— WHAT YOU WILL DO —
Return a copy of every line in the records that includes the word "Enumerate".

++++++++

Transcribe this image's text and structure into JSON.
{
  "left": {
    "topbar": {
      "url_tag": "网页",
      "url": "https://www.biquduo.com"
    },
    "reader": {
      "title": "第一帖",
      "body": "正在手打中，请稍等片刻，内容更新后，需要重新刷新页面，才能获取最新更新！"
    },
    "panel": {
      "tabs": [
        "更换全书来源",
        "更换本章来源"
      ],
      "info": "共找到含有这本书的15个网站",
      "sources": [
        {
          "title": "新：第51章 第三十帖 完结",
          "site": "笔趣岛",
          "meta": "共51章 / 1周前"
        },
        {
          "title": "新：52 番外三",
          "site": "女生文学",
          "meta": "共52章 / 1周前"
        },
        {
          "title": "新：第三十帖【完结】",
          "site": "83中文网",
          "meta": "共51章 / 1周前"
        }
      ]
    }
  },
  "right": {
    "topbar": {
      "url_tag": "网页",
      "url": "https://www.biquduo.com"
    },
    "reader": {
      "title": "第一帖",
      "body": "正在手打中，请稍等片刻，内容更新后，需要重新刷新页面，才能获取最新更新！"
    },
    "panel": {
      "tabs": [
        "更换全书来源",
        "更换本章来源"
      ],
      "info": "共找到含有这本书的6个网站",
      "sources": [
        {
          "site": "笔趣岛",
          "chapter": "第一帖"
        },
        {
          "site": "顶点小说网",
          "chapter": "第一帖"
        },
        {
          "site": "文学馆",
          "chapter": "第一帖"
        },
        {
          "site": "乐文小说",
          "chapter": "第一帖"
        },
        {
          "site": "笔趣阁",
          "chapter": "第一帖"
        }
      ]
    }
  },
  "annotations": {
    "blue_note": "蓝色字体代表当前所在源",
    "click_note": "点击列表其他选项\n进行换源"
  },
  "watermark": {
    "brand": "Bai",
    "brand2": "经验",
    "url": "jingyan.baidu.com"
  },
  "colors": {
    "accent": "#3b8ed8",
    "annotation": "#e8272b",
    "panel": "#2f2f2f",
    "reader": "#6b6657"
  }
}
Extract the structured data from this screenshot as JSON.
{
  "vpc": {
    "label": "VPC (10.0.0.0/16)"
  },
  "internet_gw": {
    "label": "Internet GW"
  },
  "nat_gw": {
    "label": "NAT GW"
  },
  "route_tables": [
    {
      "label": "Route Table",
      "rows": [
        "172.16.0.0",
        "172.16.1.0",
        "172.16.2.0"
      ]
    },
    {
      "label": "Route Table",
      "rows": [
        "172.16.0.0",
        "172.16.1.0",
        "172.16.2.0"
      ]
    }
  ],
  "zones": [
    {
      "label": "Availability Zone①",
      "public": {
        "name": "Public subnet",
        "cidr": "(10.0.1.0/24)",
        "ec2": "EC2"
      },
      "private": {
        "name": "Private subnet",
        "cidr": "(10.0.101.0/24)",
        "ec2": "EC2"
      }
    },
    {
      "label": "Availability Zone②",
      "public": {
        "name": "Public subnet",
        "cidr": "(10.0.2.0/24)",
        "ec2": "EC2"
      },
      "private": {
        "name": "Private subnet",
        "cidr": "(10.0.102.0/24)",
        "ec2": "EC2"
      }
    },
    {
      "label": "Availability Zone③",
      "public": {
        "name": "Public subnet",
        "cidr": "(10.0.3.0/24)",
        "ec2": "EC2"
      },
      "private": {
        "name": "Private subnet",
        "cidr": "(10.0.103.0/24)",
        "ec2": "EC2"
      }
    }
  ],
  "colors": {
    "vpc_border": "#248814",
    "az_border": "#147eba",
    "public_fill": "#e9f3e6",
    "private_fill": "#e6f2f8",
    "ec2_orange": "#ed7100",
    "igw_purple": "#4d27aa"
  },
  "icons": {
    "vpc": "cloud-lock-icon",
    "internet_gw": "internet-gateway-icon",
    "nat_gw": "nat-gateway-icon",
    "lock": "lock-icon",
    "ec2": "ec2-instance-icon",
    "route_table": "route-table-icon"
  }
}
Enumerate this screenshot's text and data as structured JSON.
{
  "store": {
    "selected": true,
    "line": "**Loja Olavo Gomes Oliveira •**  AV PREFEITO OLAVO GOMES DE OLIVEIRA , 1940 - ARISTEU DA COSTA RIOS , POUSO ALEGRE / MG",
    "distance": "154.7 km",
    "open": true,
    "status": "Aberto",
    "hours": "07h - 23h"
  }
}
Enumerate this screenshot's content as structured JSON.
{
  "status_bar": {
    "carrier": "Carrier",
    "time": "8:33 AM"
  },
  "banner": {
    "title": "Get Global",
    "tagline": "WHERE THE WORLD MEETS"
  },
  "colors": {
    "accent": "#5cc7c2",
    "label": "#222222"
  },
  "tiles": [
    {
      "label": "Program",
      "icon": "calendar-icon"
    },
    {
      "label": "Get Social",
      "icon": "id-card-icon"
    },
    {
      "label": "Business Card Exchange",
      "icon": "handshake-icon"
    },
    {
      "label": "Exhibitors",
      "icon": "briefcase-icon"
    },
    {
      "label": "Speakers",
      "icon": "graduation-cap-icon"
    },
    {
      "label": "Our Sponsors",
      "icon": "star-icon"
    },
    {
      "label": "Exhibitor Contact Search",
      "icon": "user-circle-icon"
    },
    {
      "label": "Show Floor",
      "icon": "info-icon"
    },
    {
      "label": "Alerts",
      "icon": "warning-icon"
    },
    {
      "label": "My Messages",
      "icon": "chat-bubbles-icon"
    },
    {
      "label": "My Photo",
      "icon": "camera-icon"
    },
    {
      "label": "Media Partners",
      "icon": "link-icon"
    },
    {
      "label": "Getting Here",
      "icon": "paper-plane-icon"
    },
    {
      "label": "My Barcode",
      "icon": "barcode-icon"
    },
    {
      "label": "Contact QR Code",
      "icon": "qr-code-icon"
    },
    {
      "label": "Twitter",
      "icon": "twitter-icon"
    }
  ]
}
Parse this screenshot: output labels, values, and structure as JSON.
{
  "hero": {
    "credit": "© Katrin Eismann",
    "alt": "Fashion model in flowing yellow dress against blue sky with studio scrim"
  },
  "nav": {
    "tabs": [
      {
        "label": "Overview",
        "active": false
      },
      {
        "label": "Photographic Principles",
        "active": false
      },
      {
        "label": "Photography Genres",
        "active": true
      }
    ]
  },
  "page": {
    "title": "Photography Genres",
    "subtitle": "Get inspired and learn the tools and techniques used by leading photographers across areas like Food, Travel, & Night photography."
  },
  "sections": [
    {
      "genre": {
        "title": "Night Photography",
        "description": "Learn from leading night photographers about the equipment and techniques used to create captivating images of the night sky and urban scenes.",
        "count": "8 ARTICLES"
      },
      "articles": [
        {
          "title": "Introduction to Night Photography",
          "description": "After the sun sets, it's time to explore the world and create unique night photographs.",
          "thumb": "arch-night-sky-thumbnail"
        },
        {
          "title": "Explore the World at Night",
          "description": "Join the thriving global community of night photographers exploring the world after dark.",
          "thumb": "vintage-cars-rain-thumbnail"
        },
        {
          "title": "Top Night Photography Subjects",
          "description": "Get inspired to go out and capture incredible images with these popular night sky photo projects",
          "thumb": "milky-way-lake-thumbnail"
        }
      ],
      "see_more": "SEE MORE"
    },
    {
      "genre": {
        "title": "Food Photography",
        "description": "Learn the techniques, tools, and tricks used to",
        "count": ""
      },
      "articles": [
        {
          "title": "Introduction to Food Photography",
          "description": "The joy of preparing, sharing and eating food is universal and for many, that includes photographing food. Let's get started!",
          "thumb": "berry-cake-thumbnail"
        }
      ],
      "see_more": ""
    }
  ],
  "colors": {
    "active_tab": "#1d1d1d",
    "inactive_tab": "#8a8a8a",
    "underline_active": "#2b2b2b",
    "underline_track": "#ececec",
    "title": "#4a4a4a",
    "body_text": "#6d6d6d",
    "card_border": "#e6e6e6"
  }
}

++++++++

— COMPLETE OUTPUT —
Enumerate this screenshot's text and data as structured JSON.
Enumerate this screenshot's content as structured JSON.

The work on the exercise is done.